=== PROVIDED TEXT ===

Understanding Currency Exchange Rates
The simplest and most accurate way to define the term “exchange rate” would be to say that it’s the value that one currency has when transferred into another. For example, it’s the price of the US dollar against the Australian dollar or the Japanese Yen. Fluctuations in currency exchange rates are caused by numerous economic factors such as inflation, monetary policy, consumer confidence, the balance of payments, and GDP dynamics. Most commonly, this fact seems to matter for people planning a trip to a foreign destination. However, the indirect impact of foreign exchange rates and their fluctuations extend much more broadly.
Foreign exchange rates or anything remotely related to it may not affect your investment property buying decisions if you’re only hunting within the local real estate market. If you are thinking of extending your reach overseas, on the other hand, you would have to deal with currency exchange rates. Although there is a list of currency exchange rates that you can refer to day-in and day-out, its influence on the housing market is not readily evident. Here’s all you need to know about the relationship between the exchange rate in 2020 and the real estate industry.
#1. Foreign Real Estate Investors
The first thing you need to understand is that exchange rates mostly affect foreign real estate investors. This level of fluctuation can have a huge impact on the number of foreign investors buying into the market. The question is: Which currency is growing? If the foreign currency is growing, there’s usually an influx of foreign investors in the real estate market. This is because if the value of foreign currency starts growing comparatively to that of a target country, foreign investors have more purchasing power and, hence, can buy more property.
Imagine a scenario in which you are investor A, an American real estate investor and there’s investor B, a foreign investor. In this scenario, both of you have the same exact amount of resources (in your respective currencies). If the foreign currency grows in value while the US dollar drops, investor B suddenly has more resources available. As a result, their purchasing power grows and the availability of property investments in the US housing market starts looking a lot more appealing to them.
On the other hand, currency devaluation can also cause problems for foreign investors. The problem lies in the fact that if a rental property is located in an area where the currency has become devalued as a result of exchange rate fluctuations, the value of their rental income might also be significantly reduced when converted. This means that their return on investment might no longer look that great. Keep in mind that exchange rates don’t affect just the rents, but the utilities and cost of living as well. This is something that potential tenants care deeply about and something that may affect their decision-making process.

=== ITEMS ===

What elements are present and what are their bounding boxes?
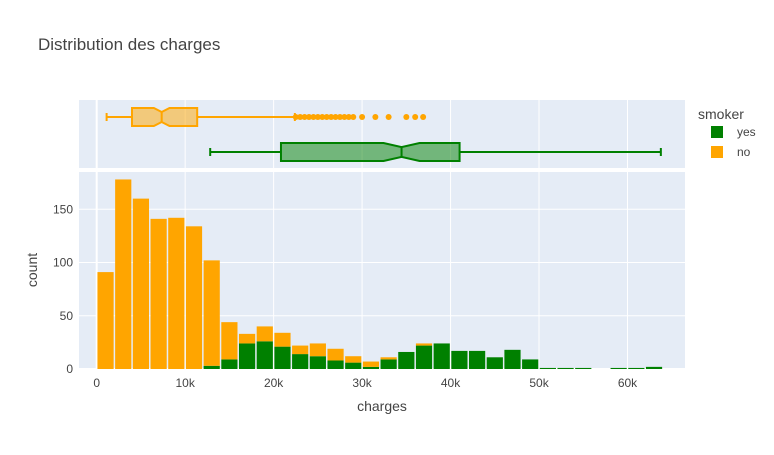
histogram-bar-no[interactable] bbox=[132, 198, 150, 369]
legend: smoker yes no bbox=[698, 106, 756, 159]
boxplot-outlier-point[interactable] bbox=[292, 114, 299, 120]
legend-swatch bbox=[711, 126, 723, 138]
histogram-bar-yes[interactable] bbox=[309, 356, 326, 369]
histogram-bar-yes[interactable] bbox=[522, 359, 539, 369]
histogram-bar-yes[interactable] bbox=[575, 367, 592, 369]
histogram-bar-no[interactable] bbox=[345, 356, 362, 363]
histogram-bar-no[interactable] bbox=[97, 272, 114, 369]
histogram-bar-no[interactable] bbox=[168, 217, 185, 369]
legend-item-yes[interactable]: yes bbox=[711, 125, 756, 139]
chart-title: Distribution des charges bbox=[38, 35, 220, 54]
y-tick-label: 150 bbox=[53, 202, 73, 216]
histogram-bar-yes[interactable] bbox=[345, 362, 362, 369]
boxplot-outlier-point[interactable] bbox=[297, 114, 304, 120]
histogram-bar-no[interactable] bbox=[327, 348, 344, 361]
y-axis-label: count bbox=[24, 253, 40, 287]
histogram-bar-yes[interactable] bbox=[238, 343, 256, 369]
boxplot-yes[interactable] bbox=[209, 142, 662, 162]
histogram-bar-no[interactable] bbox=[292, 345, 309, 355]
legend-item-no[interactable]: no bbox=[711, 145, 751, 159]
boxplot-outlier-point[interactable] bbox=[412, 114, 419, 120]
y-tick-label: 100 bbox=[53, 256, 73, 270]
histogram-bar-no[interactable] bbox=[415, 343, 433, 346]
x-tick-label: 60k bbox=[618, 376, 638, 390]
histogram-bar-yes[interactable] bbox=[504, 349, 521, 369]
histogram-bar-yes[interactable] bbox=[292, 354, 309, 369]
boxplot-outlier-point[interactable] bbox=[306, 114, 313, 120]
boxplot-box[interactable] bbox=[279, 142, 461, 162]
legend-title: smoker bbox=[698, 106, 744, 122]
boxplot-outlier-point[interactable] bbox=[323, 114, 330, 120]
x-axis-ticks: 0 10k 20k 30k 40k 50k 60k bbox=[93, 376, 638, 390]
histogram-bar-no[interactable] bbox=[362, 361, 380, 367]
boxplot-outlier-point[interactable] bbox=[310, 114, 317, 120]
histogram-bar-no[interactable] bbox=[256, 326, 273, 342]
boxplot-outlier-point[interactable] bbox=[420, 114, 427, 120]
histogram-bar-no[interactable] bbox=[185, 226, 203, 369]
y-tick-label: 0 bbox=[66, 362, 73, 376]
histogram-bar-yes[interactable] bbox=[451, 350, 468, 369]
boxplot-outlier-point[interactable] bbox=[301, 114, 308, 120]
histogram-bar-yes[interactable] bbox=[433, 343, 450, 369]
legend-swatch bbox=[711, 146, 723, 158]
histogram-bar-no[interactable] bbox=[150, 218, 167, 369]
boxplot-outlier-point[interactable] bbox=[314, 114, 321, 120]
histogram-bar-yes[interactable] bbox=[398, 351, 415, 369]
histogram-bar-yes[interactable] bbox=[221, 359, 238, 369]
histogram-bar-yes[interactable] bbox=[628, 367, 645, 369]
histogram-bar-no[interactable] bbox=[203, 260, 220, 366]
histogram-bar-no[interactable] bbox=[274, 332, 291, 347]
histogram-bars[interactable] bbox=[97, 179, 663, 369]
x-tick-label: 30k bbox=[352, 376, 372, 390]
boxplot-no[interactable] bbox=[105, 107, 427, 127]
boxplot-outlier-point[interactable] bbox=[403, 114, 410, 120]
histogram-bar-yes[interactable] bbox=[557, 367, 574, 369]
histogram-bar-no[interactable] bbox=[380, 357, 397, 360]
boxplots[interactable] bbox=[105, 107, 662, 162]
boxplot-box[interactable] bbox=[130, 107, 199, 127]
histogram-bar-yes[interactable] bbox=[415, 345, 433, 369]
histogram-bar-yes[interactable] bbox=[203, 365, 220, 369]
x-tick-label: 10k bbox=[175, 376, 195, 390]
histogram-bar-yes[interactable] bbox=[327, 360, 344, 369]
legend-label: no bbox=[737, 145, 751, 159]
histogram-bar-no[interactable] bbox=[115, 179, 132, 369]
y-tick-label: 50 bbox=[60, 309, 74, 323]
boxplot-outlier-point[interactable] bbox=[341, 114, 348, 120]
histogram-bar-yes[interactable] bbox=[469, 350, 486, 369]
histogram-bar-yes[interactable] bbox=[380, 359, 397, 369]
histogram-bar-yes[interactable] bbox=[610, 367, 627, 369]
histogram-bar-yes[interactable] bbox=[486, 357, 503, 369]
x-tick-label: 20k bbox=[264, 376, 284, 390]
y-axis-ticks: 0 50 100 150 bbox=[53, 202, 73, 376]
histogram-bar-yes[interactable] bbox=[645, 366, 663, 369]
x-axis-label: charges bbox=[357, 398, 407, 414]
boxplot-outlier-point[interactable] bbox=[336, 114, 343, 120]
histogram-bar-yes[interactable] bbox=[256, 341, 273, 369]
legend-items[interactable]: yes no bbox=[711, 125, 756, 159]
boxplot-outlier-point[interactable] bbox=[345, 114, 352, 120]
boxplot-outlier-point[interactable] bbox=[319, 114, 326, 120]
boxplot-outlier-point[interactable] bbox=[350, 114, 357, 120]
histogram-bar-yes[interactable] bbox=[362, 366, 380, 369]
legend-label: yes bbox=[737, 125, 756, 139]
boxplot-outlier-point[interactable] bbox=[372, 114, 379, 120]
boxplot-outlier-point[interactable] bbox=[359, 114, 366, 120]
histogram-bar-yes[interactable] bbox=[539, 367, 556, 369]
boxplot-outlier-point[interactable] bbox=[328, 114, 335, 120]
x-tick-label: 0 bbox=[93, 376, 100, 390]
boxplot-outlier-point[interactable] bbox=[332, 114, 339, 120]
boxplot-outlier-point[interactable] bbox=[385, 114, 392, 120]
x-tick-label: 50k bbox=[529, 376, 549, 390]
x-tick-label: 40k bbox=[441, 376, 461, 390]
histogram-bar-yes[interactable] bbox=[274, 346, 291, 369]
histogram-bar-no[interactable] bbox=[238, 333, 256, 344]
histogram-bar-no[interactable] bbox=[221, 322, 238, 360]
histogram-bar-no[interactable] bbox=[309, 343, 326, 357]
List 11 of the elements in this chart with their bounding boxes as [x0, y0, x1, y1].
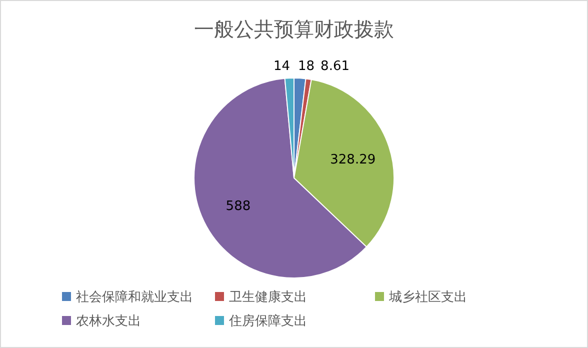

===

[WORK TO DO] Continue the text on currency exchange rates and real estate from where it stops.

[EXPECTED ANSWER]
#2. Real Estate Values
There’s a number of factors that affect the value of your investment property. In general, the most crucial factors are the location, the neighborhood, the property’s condition, and the property’s age. However, if you’re planning to own an overseas real estate investment, you should include exchange rates in this list. Investors can trade properties whether in dollars or in foreign currency. If the real estate transaction is carried out in a foreign country, the strength of your home currency will determine the property’s value.
If you carry out the deal using foreign currency in a foreign country, the exchange rate will have little to no direct effect. However, if you use your own currency, the strength of your home currency will have an impact on the real estate transaction. In short, the strength of your home currency will be a factor that determines the value of the property. So, if you’re given the choice to use either currency, it is better to buy foreign real estate investment using foreign currency if your home currency is strong.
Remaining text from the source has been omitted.